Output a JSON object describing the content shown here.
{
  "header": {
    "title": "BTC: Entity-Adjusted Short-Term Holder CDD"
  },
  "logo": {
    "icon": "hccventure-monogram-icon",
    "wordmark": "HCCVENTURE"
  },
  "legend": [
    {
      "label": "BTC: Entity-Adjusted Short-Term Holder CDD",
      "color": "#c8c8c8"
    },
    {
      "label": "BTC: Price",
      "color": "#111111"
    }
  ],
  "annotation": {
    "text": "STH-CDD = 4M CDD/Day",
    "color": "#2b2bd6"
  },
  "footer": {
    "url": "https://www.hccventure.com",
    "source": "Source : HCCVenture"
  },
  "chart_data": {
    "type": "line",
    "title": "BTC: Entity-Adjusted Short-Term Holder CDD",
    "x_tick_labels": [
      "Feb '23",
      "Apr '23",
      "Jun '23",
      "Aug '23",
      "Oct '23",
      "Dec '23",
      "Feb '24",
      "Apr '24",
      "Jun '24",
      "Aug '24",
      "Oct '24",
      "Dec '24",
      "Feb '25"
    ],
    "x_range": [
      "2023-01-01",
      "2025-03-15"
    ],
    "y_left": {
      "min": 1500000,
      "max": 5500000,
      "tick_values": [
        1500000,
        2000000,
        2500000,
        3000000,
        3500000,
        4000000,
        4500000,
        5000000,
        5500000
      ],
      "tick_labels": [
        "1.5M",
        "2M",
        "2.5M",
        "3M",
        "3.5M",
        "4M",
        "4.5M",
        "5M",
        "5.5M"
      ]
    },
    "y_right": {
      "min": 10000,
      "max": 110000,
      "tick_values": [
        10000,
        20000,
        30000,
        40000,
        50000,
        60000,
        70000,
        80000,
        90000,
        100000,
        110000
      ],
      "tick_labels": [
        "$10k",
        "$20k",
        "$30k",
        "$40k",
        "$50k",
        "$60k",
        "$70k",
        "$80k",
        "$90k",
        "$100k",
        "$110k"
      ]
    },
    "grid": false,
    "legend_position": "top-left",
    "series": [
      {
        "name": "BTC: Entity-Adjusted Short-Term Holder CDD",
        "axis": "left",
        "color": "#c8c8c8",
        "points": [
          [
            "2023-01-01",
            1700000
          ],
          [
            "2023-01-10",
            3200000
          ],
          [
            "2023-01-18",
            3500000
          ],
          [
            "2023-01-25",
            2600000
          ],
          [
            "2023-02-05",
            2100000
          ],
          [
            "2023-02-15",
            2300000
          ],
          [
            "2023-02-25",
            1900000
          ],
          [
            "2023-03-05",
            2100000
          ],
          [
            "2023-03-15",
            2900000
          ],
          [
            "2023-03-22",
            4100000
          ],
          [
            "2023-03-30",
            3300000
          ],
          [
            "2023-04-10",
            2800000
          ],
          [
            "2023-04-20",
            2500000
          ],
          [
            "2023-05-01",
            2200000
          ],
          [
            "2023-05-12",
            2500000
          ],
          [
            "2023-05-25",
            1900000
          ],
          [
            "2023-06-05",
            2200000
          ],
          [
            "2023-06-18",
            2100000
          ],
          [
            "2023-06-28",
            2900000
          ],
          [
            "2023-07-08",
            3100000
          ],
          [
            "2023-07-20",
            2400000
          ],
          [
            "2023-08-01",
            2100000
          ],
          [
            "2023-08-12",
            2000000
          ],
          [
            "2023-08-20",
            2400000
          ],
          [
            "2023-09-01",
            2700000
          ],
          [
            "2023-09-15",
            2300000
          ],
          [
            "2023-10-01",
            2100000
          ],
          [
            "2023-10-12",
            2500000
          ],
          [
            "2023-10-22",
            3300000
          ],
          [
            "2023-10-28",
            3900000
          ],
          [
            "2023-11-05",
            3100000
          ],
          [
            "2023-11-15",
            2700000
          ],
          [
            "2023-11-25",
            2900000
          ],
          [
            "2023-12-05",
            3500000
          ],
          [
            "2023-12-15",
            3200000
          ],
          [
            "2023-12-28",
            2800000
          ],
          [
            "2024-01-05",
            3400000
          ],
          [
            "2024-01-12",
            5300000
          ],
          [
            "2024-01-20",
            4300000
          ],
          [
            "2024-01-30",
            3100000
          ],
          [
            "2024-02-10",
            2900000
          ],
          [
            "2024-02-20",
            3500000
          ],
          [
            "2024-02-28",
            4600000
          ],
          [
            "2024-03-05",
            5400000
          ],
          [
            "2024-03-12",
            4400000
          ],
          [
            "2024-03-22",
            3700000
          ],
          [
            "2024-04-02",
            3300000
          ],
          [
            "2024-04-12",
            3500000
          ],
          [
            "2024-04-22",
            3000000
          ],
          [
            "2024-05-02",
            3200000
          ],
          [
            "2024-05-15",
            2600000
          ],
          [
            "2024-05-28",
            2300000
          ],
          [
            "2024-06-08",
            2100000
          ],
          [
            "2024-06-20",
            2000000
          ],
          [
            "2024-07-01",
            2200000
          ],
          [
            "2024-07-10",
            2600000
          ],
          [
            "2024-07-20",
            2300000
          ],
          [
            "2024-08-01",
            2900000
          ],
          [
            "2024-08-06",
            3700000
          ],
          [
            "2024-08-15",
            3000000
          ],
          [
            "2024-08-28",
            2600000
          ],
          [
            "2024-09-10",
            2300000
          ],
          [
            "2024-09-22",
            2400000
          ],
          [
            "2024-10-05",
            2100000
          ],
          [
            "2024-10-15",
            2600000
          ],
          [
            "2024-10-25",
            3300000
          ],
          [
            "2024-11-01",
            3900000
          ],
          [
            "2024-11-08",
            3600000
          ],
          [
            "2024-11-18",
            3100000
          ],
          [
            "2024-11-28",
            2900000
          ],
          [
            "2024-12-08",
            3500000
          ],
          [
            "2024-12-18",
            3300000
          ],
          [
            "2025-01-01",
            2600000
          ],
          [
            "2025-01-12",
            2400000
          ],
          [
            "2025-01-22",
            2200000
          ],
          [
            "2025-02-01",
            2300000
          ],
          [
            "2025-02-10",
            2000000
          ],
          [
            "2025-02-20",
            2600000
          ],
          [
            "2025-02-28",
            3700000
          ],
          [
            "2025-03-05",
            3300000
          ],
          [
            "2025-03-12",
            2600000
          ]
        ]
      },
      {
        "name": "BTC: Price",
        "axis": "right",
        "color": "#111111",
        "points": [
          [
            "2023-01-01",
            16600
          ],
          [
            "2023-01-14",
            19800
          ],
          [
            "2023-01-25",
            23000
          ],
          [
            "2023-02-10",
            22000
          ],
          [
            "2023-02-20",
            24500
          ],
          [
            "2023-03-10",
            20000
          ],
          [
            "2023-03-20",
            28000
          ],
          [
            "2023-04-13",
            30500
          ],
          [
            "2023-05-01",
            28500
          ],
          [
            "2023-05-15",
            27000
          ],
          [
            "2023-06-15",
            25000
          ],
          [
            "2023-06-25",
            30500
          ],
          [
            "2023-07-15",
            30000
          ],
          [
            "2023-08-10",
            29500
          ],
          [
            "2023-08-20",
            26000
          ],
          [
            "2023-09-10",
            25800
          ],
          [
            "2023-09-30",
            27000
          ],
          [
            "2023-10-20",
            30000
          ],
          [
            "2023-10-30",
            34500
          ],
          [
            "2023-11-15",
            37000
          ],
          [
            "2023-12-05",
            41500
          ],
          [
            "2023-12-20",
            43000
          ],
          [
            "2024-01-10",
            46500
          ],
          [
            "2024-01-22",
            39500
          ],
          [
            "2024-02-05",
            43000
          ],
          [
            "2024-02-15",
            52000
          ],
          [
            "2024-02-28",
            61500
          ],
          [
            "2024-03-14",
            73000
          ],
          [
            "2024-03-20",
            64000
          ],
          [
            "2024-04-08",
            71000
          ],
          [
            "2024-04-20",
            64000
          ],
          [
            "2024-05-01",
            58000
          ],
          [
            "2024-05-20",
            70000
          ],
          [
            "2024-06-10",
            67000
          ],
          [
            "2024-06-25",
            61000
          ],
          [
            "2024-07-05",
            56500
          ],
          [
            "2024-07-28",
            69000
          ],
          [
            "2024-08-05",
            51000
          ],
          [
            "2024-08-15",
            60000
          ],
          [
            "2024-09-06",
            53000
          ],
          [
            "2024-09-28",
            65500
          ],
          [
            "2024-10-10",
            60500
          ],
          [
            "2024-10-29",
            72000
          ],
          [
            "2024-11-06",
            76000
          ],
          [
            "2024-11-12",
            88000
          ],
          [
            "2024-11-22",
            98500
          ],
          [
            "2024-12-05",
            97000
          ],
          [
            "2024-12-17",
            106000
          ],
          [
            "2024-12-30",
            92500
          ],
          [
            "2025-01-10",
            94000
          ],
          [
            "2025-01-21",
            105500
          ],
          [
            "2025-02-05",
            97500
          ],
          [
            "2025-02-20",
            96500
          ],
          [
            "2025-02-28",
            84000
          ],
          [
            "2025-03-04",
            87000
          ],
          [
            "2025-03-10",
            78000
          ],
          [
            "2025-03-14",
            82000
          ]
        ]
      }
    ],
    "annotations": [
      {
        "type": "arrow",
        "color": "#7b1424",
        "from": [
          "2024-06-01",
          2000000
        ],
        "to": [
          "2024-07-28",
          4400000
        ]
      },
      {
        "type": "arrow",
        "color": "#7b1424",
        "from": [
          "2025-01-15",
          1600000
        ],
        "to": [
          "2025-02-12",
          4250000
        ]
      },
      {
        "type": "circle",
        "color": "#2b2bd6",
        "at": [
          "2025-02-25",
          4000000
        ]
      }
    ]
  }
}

Short task: Copy every line of the listing containing the string "type".

Response below:
    "type": "line",
        "type": "arrow",
        "type": "arrow",
        "type": "circle",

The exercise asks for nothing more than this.